EXERCISE
Produce an exact copy of the lines from the line containing "Enumerate this screenshot's" through the last line of the listing below, both ends included, and nothing else.

MATERIAL FOR THIS TASK
..........

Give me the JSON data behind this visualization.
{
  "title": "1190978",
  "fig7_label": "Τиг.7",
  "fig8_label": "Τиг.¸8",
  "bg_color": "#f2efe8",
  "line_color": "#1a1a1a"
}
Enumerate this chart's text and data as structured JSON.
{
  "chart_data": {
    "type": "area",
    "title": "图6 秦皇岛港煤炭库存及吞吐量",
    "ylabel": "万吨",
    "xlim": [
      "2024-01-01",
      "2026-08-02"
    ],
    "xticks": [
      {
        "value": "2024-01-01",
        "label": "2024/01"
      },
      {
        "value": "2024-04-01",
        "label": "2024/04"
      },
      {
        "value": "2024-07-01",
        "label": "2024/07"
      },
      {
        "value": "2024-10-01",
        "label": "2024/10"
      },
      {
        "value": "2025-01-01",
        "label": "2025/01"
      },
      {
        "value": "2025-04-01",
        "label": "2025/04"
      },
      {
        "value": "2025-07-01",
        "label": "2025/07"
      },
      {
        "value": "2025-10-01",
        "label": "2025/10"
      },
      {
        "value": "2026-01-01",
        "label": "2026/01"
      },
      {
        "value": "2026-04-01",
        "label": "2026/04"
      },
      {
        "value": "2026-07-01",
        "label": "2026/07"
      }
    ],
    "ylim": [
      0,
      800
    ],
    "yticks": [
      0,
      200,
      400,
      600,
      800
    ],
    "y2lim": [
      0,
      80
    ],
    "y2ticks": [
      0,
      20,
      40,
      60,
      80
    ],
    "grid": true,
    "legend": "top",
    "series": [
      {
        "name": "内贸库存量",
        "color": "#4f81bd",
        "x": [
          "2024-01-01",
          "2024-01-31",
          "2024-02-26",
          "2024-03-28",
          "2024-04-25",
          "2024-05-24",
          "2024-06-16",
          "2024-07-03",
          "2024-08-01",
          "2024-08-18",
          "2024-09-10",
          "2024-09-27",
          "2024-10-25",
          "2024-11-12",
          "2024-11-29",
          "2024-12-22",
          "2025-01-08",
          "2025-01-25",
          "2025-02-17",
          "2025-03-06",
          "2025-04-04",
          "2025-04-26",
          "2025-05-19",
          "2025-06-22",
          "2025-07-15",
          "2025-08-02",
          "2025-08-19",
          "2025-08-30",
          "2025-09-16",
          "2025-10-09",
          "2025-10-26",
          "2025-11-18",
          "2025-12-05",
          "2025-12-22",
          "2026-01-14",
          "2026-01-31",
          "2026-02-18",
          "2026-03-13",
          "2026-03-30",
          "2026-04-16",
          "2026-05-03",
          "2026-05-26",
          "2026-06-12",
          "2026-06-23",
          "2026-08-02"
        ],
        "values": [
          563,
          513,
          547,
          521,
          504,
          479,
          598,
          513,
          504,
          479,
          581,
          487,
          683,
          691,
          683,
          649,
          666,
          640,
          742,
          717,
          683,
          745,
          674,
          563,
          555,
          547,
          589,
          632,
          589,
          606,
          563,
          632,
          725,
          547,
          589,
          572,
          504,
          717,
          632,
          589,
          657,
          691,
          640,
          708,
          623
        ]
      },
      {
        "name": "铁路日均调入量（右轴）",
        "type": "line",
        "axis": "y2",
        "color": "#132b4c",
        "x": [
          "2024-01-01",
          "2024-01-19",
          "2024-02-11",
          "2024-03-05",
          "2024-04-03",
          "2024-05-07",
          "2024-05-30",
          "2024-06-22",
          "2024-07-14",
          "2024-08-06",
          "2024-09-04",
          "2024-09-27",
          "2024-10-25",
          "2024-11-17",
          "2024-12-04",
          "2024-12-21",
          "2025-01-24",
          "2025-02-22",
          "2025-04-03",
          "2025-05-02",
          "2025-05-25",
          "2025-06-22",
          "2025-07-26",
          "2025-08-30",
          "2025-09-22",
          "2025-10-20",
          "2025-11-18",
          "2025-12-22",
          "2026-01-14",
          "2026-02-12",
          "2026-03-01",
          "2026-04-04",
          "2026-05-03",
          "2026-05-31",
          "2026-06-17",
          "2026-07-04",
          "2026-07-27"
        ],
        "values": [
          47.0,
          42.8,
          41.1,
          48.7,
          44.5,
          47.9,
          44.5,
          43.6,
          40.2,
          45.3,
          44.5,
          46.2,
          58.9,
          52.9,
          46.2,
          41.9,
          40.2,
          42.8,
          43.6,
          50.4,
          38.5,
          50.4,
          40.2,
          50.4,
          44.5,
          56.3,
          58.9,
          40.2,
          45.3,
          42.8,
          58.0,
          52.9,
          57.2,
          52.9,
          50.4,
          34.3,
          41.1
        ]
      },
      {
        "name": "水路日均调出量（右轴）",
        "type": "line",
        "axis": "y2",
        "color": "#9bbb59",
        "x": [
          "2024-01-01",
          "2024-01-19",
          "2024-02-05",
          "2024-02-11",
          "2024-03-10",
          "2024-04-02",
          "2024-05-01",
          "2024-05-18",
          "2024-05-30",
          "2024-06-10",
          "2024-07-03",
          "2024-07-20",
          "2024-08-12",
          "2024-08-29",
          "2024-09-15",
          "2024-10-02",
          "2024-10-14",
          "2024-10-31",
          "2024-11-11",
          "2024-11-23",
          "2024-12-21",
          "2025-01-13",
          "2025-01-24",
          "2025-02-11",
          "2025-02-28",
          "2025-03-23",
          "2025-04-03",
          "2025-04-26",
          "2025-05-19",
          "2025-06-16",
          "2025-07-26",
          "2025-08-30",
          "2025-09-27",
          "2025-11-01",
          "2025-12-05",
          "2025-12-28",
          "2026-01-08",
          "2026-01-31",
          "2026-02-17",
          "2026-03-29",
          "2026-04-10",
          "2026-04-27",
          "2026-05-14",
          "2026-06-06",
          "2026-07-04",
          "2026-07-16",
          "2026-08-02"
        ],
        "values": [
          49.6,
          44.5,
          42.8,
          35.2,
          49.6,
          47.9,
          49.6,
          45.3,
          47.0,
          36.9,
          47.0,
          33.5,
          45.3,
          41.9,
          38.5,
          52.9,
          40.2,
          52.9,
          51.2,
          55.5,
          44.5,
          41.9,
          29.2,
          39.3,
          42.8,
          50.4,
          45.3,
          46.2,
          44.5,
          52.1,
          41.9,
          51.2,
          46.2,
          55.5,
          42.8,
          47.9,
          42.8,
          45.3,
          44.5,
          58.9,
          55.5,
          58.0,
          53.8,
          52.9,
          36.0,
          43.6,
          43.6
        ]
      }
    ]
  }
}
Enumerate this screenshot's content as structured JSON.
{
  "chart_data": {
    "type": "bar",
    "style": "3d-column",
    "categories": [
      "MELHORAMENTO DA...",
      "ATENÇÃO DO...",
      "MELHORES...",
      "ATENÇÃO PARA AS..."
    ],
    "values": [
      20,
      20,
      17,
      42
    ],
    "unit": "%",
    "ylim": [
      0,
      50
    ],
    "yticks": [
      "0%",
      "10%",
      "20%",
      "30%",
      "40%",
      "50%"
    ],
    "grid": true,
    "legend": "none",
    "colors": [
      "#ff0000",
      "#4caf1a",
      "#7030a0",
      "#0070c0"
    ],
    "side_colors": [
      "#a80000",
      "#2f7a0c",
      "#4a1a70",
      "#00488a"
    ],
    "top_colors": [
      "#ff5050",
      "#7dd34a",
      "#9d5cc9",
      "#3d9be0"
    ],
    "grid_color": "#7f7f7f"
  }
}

..........

THE REPLY
Enumerate this screenshot's content as structured JSON.
{
  "chart_data": {
    "type": "bar",
    "style": "3d-column",
    "categories": [
      "MELHORAMENTO DA...",
      "ATENÇÃO DO...",
      "MELHORES...",
      "ATENÇÃO PARA AS..."
    ],
    "values": [
      20,
      20,
      17,
      42
    ],
    "unit": "%",
    "ylim": [
      0,
      50
    ],
    "yticks": [
      "0%",
      "10%",
      "20%",
      "30%",
      "40%",
      "50%"
    ],
    "grid": true,
    "legend": "none",
    "colors": [
      "#ff0000",
      "#4caf1a",
      "#7030a0",
      "#0070c0"
    ],
    "side_colors": [
      "#a80000",
      "#2f7a0c",
      "#4a1a70",
      "#00488a"
    ],
    "top_colors": [
      "#ff5050",
      "#7dd34a",
      "#9d5cc9",
      "#3d9be0"
    ],
    "grid_color": "#7f7f7f"
  }
}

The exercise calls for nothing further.